:: To be done ::
Count how many lines of the data include "وقال". The answer is that number and nothing else.

:: Information given ::

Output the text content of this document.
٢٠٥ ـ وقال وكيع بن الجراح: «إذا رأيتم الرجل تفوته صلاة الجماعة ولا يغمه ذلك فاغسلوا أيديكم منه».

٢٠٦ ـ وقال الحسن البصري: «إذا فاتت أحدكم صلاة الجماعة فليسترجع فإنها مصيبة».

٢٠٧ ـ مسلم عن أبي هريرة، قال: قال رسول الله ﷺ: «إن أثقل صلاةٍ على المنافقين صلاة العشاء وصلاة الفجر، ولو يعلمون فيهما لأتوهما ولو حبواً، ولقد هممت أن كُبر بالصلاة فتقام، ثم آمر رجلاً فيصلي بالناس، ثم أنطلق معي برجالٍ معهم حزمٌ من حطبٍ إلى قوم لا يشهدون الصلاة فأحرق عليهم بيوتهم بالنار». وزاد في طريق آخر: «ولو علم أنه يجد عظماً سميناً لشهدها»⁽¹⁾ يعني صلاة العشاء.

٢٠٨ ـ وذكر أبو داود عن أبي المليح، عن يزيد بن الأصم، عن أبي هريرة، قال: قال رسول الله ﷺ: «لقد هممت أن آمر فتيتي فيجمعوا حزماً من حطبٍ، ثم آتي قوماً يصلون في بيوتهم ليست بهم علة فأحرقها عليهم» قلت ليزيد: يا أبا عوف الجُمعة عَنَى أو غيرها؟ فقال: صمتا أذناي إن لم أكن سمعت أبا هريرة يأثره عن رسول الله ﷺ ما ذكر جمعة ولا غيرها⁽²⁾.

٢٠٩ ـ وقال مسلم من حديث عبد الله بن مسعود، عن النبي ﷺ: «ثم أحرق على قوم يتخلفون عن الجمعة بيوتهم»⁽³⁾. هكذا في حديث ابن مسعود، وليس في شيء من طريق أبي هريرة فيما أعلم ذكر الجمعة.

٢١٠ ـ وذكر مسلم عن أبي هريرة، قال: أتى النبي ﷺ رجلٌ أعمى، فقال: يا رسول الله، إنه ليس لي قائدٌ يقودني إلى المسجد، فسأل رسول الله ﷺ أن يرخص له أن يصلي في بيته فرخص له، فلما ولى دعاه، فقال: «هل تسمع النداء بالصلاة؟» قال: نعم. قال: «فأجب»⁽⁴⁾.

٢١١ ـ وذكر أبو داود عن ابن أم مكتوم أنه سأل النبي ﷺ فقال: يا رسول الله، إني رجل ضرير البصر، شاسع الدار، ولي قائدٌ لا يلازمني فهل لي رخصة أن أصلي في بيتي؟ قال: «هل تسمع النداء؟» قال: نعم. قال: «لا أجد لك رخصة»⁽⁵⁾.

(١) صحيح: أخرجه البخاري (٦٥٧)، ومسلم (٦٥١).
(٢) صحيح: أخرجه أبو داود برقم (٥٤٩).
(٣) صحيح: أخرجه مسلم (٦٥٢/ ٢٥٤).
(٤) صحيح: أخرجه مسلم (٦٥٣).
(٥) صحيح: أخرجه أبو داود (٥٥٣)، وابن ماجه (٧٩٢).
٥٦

:: Output ::
3